● Exercise brief: Reproduce each line of the material precisely.

──────────────────────────────

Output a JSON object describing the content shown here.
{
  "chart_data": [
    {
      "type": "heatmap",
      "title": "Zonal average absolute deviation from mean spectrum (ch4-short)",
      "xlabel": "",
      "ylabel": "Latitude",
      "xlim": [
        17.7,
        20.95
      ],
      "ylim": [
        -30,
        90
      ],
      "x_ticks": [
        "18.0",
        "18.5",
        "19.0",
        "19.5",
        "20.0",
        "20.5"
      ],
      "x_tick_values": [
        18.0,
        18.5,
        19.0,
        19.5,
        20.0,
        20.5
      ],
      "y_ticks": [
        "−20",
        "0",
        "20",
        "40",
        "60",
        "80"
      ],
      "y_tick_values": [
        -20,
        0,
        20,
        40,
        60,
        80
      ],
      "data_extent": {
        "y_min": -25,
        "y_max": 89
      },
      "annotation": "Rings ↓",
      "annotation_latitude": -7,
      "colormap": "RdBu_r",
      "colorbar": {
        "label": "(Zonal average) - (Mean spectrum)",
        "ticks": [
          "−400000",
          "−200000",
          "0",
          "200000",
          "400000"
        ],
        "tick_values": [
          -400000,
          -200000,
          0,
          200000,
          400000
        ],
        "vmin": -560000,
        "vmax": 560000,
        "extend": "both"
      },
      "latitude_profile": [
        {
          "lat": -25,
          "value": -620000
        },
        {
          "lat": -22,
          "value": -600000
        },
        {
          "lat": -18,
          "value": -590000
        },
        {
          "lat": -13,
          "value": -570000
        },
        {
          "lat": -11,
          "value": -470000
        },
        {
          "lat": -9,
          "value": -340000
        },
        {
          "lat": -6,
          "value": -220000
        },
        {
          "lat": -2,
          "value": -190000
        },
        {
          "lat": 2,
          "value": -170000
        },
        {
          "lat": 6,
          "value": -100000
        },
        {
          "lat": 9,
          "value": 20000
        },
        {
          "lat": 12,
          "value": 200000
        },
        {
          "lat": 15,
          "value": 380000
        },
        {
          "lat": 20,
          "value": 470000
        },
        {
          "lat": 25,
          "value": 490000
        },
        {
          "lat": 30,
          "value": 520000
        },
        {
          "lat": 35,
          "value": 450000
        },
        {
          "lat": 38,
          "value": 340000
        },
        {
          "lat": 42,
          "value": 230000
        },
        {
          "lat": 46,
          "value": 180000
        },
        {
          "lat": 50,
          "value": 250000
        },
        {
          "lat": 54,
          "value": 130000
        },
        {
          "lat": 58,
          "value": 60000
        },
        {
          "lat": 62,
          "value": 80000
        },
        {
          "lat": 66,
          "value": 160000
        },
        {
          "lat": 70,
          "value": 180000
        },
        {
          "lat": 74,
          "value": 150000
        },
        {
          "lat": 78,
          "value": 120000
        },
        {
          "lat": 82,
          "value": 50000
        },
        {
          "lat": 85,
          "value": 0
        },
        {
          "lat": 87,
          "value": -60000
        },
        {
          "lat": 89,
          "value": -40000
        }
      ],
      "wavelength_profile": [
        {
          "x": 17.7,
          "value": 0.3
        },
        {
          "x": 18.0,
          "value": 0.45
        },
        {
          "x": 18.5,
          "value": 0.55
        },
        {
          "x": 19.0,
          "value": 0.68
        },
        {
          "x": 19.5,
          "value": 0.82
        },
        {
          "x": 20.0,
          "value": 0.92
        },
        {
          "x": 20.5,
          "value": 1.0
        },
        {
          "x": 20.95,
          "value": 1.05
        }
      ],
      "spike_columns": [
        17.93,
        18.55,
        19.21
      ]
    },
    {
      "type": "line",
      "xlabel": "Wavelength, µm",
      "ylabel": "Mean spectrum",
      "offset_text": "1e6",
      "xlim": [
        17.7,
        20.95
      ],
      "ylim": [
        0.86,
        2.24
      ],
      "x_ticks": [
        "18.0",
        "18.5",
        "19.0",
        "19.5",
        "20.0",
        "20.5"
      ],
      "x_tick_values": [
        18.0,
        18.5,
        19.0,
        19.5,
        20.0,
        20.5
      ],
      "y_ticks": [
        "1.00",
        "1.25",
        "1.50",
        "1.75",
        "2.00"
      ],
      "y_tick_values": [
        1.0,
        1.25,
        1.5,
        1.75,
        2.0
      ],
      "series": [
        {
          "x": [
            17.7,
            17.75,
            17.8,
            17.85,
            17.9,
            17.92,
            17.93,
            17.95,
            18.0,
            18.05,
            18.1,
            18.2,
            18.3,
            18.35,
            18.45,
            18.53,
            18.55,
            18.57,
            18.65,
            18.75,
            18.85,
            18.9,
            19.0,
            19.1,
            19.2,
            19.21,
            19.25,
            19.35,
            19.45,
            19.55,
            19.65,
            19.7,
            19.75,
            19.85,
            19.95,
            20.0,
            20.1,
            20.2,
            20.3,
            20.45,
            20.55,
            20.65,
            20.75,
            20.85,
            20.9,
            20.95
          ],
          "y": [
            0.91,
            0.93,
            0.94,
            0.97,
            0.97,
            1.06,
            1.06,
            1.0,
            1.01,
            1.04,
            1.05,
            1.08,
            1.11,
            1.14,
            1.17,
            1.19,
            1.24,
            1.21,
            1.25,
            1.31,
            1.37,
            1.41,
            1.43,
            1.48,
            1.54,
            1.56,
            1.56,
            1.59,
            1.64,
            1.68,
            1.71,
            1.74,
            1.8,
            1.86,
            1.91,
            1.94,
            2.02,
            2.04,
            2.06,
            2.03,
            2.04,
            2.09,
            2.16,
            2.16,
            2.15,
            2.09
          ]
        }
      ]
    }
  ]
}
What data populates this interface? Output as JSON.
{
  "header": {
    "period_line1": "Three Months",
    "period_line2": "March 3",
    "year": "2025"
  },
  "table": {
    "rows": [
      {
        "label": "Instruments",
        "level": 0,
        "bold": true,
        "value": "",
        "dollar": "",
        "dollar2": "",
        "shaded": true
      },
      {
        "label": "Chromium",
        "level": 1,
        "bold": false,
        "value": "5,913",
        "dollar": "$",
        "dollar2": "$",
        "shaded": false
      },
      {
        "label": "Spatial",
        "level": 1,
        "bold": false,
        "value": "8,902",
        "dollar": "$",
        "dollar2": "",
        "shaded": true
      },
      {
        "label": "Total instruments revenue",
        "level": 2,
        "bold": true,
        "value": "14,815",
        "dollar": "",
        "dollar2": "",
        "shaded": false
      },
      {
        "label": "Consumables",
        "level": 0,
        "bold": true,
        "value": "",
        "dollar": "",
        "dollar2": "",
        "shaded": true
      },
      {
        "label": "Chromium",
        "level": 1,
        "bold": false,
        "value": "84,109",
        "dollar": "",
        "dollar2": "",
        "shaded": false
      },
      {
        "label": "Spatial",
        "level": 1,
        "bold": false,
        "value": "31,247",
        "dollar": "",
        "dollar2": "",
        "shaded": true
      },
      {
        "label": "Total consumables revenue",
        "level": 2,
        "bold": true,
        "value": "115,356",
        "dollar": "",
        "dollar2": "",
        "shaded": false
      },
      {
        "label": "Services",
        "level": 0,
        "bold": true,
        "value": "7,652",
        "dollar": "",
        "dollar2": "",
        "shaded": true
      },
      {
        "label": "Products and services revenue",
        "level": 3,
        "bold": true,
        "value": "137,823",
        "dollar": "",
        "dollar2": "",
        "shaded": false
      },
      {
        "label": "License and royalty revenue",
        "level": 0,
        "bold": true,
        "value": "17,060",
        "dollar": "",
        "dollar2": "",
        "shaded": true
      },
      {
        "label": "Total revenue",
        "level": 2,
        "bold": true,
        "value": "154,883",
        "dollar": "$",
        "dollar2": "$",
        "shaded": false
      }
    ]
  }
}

──────────────────────────────

● Finished task:
Output a JSON object describing the content shown here.
{
  "chart_data": [
    {
      "type": "heatmap",
      "title": "Zonal average absolute deviation from mean spectrum (ch4-short)",
      "xlabel": "",
      "ylabel": "Latitude",
      "xlim": [
        17.7,
        20.95
      ],
      "ylim": [
        -30,
        90
      ],
      "x_ticks": [
        "18.0",
        "18.5",
        "19.0",
        "19.5",
        "20.0",
        "20.5"
      ],
      "x_tick_values": [
        18.0,
        18.5,
        19.0,
        19.5,
        20.0,
        20.5
      ],
      "y_ticks": [
        "−20",
        "0",
        "20",
        "40",
        "60",
        "80"
      ],
      "y_tick_values": [
        -20,
        0,
        20,
        40,
        60,
        80
      ],
      "data_extent": {
        "y_min": -25,
        "y_max": 89
      },
      "annotation": "Rings ↓",
      "annotation_latitude": -7,
      "colormap": "RdBu_r",
      "colorbar": {
        "label": "(Zonal average) - (Mean spectrum)",
        "ticks": [
          "−400000",
          "−200000",
          "0",
          "200000",
          "400000"
        ],
        "tick_values": [
          -400000,
          -200000,
          0,
          200000,
          400000
        ],
        "vmin": -560000,
        "vmax": 560000,
        "extend": "both"
      },
      "latitude_profile": [
        {
          "lat": -25,
          "value": -620000
        },
        {
          "lat": -22,
          "value": -600000
        },
        {
          "lat": -18,
          "value": -590000
        },
        {
          "lat": -13,
          "value": -570000
        },
        {
          "lat": -11,
          "value": -470000
        },
        {
          "lat": -9,
          "value": -340000
        },
        {
          "lat": -6,
          "value": -220000
        },
        {
          "lat": -2,
          "value": -190000
        },
        {
          "lat": 2,
          "value": -170000
        },
        {
          "lat": 6,
          "value": -100000
        },
        {
          "lat": 9,
          "value": 20000
        },
        {
          "lat": 12,
          "value": 200000
        },
        {
          "lat": 15,
          "value": 380000
        },
        {
          "lat": 20,
          "value": 470000
        },
        {
          "lat": 25,
          "value": 490000
        },
        {
          "lat": 30,
          "value": 520000
        },
        {
          "lat": 35,
          "value": 450000
        },
        {
          "lat": 38,
          "value": 340000
        },
        {
          "lat": 42,
          "value": 230000
        },
        {
          "lat": 46,
          "value": 180000
        },
        {
          "lat": 50,
          "value": 250000
        },
        {
          "lat": 54,
          "value": 130000
        },
        {
          "lat": 58,
          "value": 60000
        },
        {
          "lat": 62,
          "value": 80000
        },
        {
          "lat": 66,
          "value": 160000
        },
        {
          "lat": 70,
          "value": 180000
        },
        {
          "lat": 74,
          "value": 150000
        },
        {
          "lat": 78,
          "value": 120000
        },
        {
          "lat": 82,
          "value": 50000
        },
        {
          "lat": 85,
          "value": 0
        },
        {
          "lat": 87,
          "value": -60000
        },
        {
          "lat": 89,
          "value": -40000
        }
      ],
      "wavelength_profile": [
        {
          "x": 17.7,
          "value": 0.3
        },
        {
          "x": 18.0,
          "value": 0.45
        },
        {
          "x": 18.5,
          "value": 0.55
        },
        {
          "x": 19.0,
          "value": 0.68
        },
        {
          "x": 19.5,
          "value": 0.82
        },
        {
          "x": 20.0,
          "value": 0.92
        },
        {
          "x": 20.5,
          "value": 1.0
        },
        {
          "x": 20.95,
          "value": 1.05
        }
      ],
      "spike_columns": [
        17.93,
        18.55,
        19.21
      ]
    },
    {
      "type": "line",
      "xlabel": "Wavelength, µm",
      "ylabel": "Mean spectrum",
      "offset_text": "1e6",
      "xlim": [
        17.7,
        20.95
      ],
      "ylim": [
        0.86,
        2.24
      ],
      "x_ticks": [
        "18.0",
        "18.5",
        "19.0",
        "19.5",
        "20.0",
        "20.5"
      ],
      "x_tick_values": [
        18.0,
        18.5,
        19.0,
        19.5,
        20.0,
        20.5
      ],
      "y_ticks": [
        "1.00",
        "1.25",
        "1.50",
        "1.75",
        "2.00"
      ],
      "y_tick_values": [
        1.0,
        1.25,
        1.5,
        1.75,
        2.0
      ],
      "series": [
        {
          "x": [
            17.7,
            17.75,
            17.8,
            17.85,
            17.9,
            17.92,
            17.93,
            17.95,
            18.0,
            18.05,
            18.1,
            18.2,
            18.3,
            18.35,
            18.45,
            18.53,
            18.55,
            18.57,
            18.65,
            18.75,
            18.85,
            18.9,
            19.0,
            19.1,
            19.2,
            19.21,
            19.25,
            19.35,
            19.45,
            19.55,
            19.65,
            19.7,
            19.75,
            19.85,
            19.95,
            20.0,
            20.1,
            20.2,
            20.3,
            20.45,
            20.55,
            20.65,
            20.75,
            20.85,
            20.9,
            20.95
          ],
          "y": [
            0.91,
            0.93,
            0.94,
            0.97,
            0.97,
            1.06,
            1.06,
            1.0,
            1.01,
            1.04,
            1.05,
            1.08,
            1.11,
            1.14,
            1.17,
            1.19,
            1.24,
            1.21,
            1.25,
            1.31,
            1.37,
            1.41,
            1.43,
            1.48,
            1.54,
            1.56,
            1.56,
            1.59,
            1.64,
            1.68,
            1.71,
            1.74,
            1.8,
            1.86,
            1.91,
            1.94,
            2.02,
            2.04,
            2.06,
            2.03,
            2.04,
            2.09,
            2.16,
            2.16,
            2.15,
            2.09
          ]
        }
      ]
    }
  ]
}
What data populates this interface? Output as JSON.
{
  "header": {
    "period_line1": "Three Months",
    "period_line2": "March 3",
    "year": "2025"
  },
  "table": {
    "rows": [
      {
        "label": "Instruments",
        "level": 0,
        "bold": true,
        "value": "",
        "dollar": "",
        "dollar2": "",
        "shaded": true
      },
      {
        "label": "Chromium",
        "level": 1,
        "bold": false,
        "value": "5,913",
        "dollar": "$",
        "dollar2": "$",
        "shaded": false
      },
      {
        "label": "Spatial",
        "level": 1,
        "bold": false,
        "value": "8,902",
        "dollar": "$",
        "dollar2": "",
        "shaded": true
      },
      {
        "label": "Total instruments revenue",
        "level": 2,
        "bold": true,
        "value": "14,815",
        "dollar": "",
        "dollar2": "",
        "shaded": false
      },
      {
        "label": "Consumables",
        "level": 0,
        "bold": true,
        "value": "",
        "dollar": "",
        "dollar2": "",
        "shaded": true
      },
      {
        "label": "Chromium",
        "level": 1,
        "bold": false,
        "value": "84,109",
        "dollar": "",
        "dollar2": "",
        "shaded": false
      },
      {
        "label": "Spatial",
        "level": 1,
        "bold": false,
        "value": "31,247",
        "dollar": "",
        "dollar2": "",
        "shaded": true
      },
      {
        "label": "Total consumables revenue",
        "level": 2,
        "bold": true,
        "value": "115,356",
        "dollar": "",
        "dollar2": "",
        "shaded": false
      },
      {
        "label": "Services",
        "level": 0,
        "bold": true,
        "value": "7,652",
        "dollar": "",
        "dollar2": "",
        "shaded": true
      },
      {
        "label": "Products and services revenue",
        "level": 3,
        "bold": true,
        "value": "137,823",
        "dollar": "",
        "dollar2": "",
        "shaded": false
      },
      {
        "label": "License and royalty revenue",
        "level": 0,
        "bold": true,
        "value": "17,060",
        "dollar": "",
        "dollar2": "",
        "shaded": true
      },
      {
        "label": "Total revenue",
        "level": 2,
        "bold": true,
        "value": "154,883",
        "dollar": "$",
        "dollar2": "$",
        "shaded": false
      }
    ]
  }
}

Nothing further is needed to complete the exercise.